- Exercise instructions
Count the lines below that contain the word "Execute". Give only the number.

----- Provided records -----

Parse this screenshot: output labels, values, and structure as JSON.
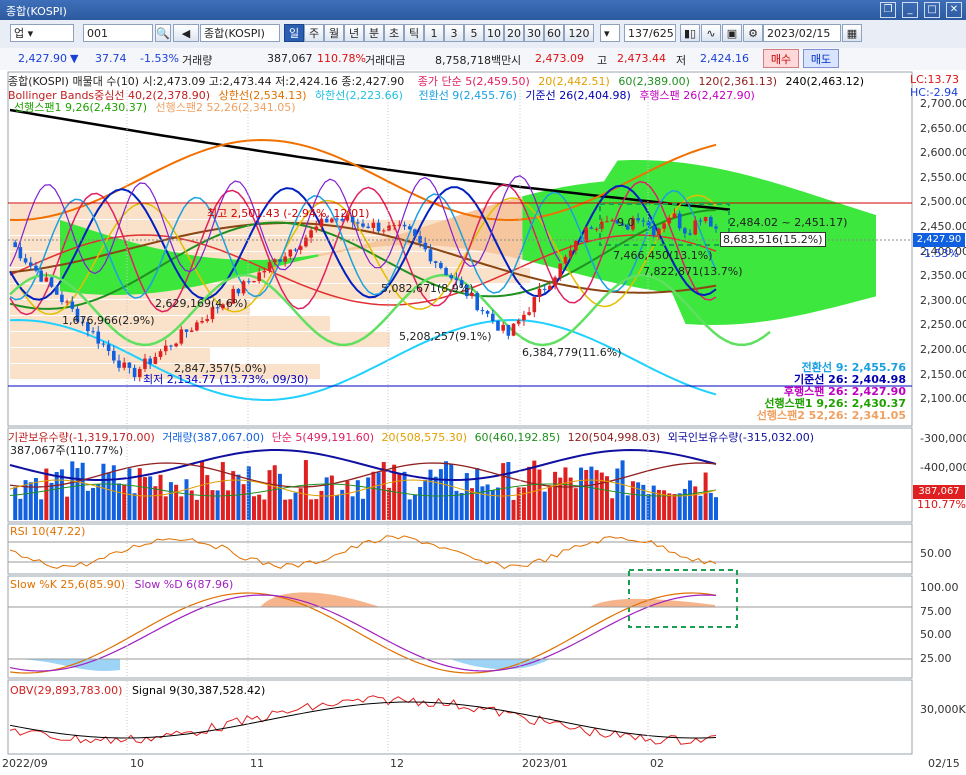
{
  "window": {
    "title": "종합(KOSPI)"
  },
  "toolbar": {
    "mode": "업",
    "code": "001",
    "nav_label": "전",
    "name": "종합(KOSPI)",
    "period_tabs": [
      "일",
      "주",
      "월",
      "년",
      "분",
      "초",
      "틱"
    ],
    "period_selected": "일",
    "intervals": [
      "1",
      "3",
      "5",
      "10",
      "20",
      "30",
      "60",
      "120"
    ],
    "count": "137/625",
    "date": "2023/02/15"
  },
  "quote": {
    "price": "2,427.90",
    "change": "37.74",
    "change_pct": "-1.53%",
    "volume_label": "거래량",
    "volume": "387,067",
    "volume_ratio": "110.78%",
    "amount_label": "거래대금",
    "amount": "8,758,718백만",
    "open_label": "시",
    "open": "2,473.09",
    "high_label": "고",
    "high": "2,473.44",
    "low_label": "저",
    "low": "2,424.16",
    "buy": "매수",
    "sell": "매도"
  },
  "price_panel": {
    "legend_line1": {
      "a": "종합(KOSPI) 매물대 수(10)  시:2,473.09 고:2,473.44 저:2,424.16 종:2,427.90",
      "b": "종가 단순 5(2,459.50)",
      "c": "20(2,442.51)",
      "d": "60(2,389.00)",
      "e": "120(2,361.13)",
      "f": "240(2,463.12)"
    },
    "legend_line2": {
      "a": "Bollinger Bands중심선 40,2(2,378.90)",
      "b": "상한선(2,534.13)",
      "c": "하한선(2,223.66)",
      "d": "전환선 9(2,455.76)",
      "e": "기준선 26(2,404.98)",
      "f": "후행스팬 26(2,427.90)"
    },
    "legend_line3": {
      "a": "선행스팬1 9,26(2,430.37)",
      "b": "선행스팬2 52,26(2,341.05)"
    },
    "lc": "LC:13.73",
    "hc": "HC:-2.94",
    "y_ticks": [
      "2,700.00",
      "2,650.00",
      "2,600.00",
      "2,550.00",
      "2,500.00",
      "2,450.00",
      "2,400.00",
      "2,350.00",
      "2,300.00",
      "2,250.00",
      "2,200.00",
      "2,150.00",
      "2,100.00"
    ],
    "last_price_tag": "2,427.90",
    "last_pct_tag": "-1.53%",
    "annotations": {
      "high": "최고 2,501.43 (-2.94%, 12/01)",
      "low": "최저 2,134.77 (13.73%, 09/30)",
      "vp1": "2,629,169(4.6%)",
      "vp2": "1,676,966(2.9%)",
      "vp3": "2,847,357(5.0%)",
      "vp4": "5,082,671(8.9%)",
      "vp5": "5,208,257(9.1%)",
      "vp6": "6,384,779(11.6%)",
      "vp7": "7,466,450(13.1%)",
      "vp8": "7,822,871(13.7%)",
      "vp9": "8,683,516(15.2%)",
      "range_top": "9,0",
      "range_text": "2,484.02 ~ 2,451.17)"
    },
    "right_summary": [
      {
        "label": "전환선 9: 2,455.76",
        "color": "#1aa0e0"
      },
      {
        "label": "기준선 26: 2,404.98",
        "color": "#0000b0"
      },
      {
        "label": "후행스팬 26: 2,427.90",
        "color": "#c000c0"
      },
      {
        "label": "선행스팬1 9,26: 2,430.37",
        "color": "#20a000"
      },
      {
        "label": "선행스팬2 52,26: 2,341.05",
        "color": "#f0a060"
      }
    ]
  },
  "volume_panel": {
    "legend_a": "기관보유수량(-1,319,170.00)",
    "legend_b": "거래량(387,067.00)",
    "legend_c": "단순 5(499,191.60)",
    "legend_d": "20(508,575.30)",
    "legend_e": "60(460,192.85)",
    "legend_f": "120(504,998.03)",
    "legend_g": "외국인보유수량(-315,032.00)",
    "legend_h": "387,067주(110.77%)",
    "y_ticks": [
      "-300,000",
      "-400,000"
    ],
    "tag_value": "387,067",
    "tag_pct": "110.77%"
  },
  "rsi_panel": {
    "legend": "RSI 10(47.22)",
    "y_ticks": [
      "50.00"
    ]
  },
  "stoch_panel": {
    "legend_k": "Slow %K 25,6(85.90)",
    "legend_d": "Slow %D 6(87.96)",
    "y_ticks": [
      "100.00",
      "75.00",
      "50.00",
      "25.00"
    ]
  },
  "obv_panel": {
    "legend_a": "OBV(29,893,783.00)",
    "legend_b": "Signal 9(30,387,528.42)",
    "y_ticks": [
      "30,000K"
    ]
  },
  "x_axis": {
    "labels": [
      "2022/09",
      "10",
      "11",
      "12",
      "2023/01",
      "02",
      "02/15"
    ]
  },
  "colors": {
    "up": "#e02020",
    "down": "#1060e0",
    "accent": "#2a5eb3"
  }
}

-----
----- Provided records -----

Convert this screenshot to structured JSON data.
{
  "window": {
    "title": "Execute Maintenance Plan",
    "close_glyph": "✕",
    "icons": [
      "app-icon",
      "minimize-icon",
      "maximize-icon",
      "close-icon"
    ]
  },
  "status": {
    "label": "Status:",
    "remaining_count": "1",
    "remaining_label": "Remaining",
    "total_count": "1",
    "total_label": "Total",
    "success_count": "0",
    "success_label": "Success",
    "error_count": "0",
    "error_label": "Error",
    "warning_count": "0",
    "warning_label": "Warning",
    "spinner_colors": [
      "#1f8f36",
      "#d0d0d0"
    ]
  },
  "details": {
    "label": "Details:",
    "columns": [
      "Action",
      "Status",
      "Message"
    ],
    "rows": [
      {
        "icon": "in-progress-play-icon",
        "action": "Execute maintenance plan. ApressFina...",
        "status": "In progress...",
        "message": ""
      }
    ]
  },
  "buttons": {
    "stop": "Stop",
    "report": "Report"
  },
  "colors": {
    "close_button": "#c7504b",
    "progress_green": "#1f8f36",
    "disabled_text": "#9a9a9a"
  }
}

-----
----- Provided records -----

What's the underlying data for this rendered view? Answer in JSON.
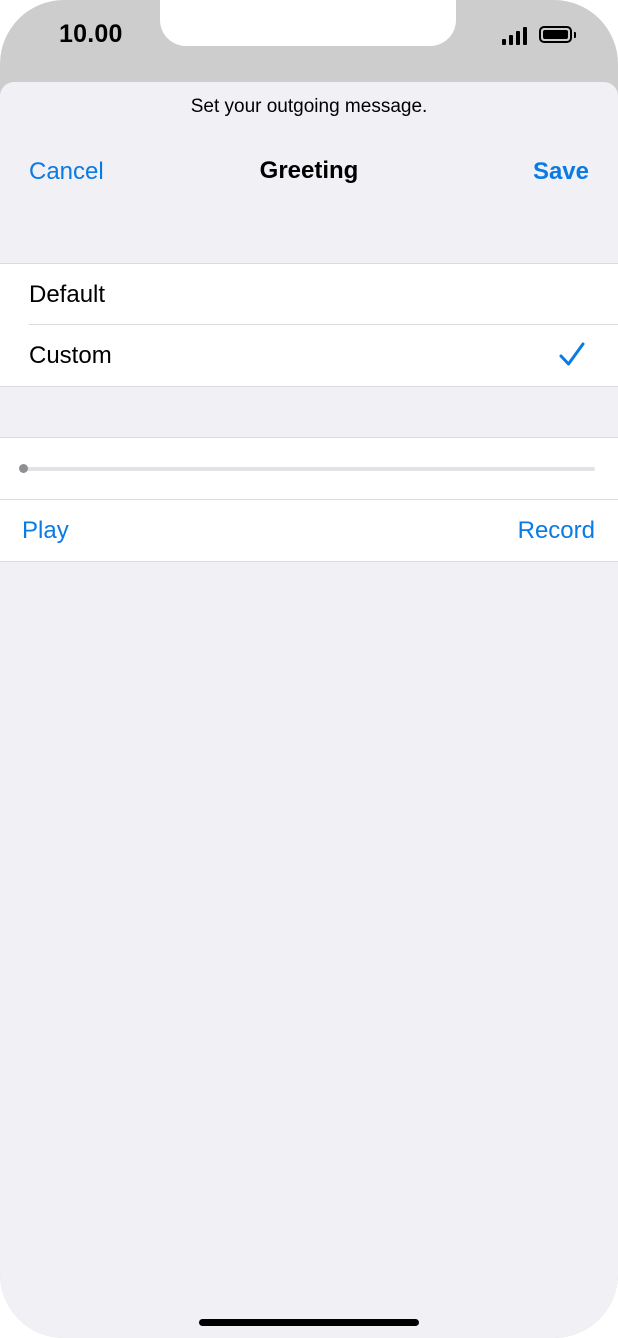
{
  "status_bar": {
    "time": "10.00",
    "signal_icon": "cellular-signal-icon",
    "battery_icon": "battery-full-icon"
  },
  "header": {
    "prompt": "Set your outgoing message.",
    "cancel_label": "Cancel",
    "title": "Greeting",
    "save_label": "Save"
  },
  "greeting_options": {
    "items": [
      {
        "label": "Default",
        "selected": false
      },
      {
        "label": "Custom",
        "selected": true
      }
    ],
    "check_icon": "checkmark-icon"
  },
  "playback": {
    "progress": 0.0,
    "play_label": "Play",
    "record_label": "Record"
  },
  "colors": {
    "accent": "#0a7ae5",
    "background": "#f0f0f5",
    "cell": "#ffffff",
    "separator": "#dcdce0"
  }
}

-----

- Output below
2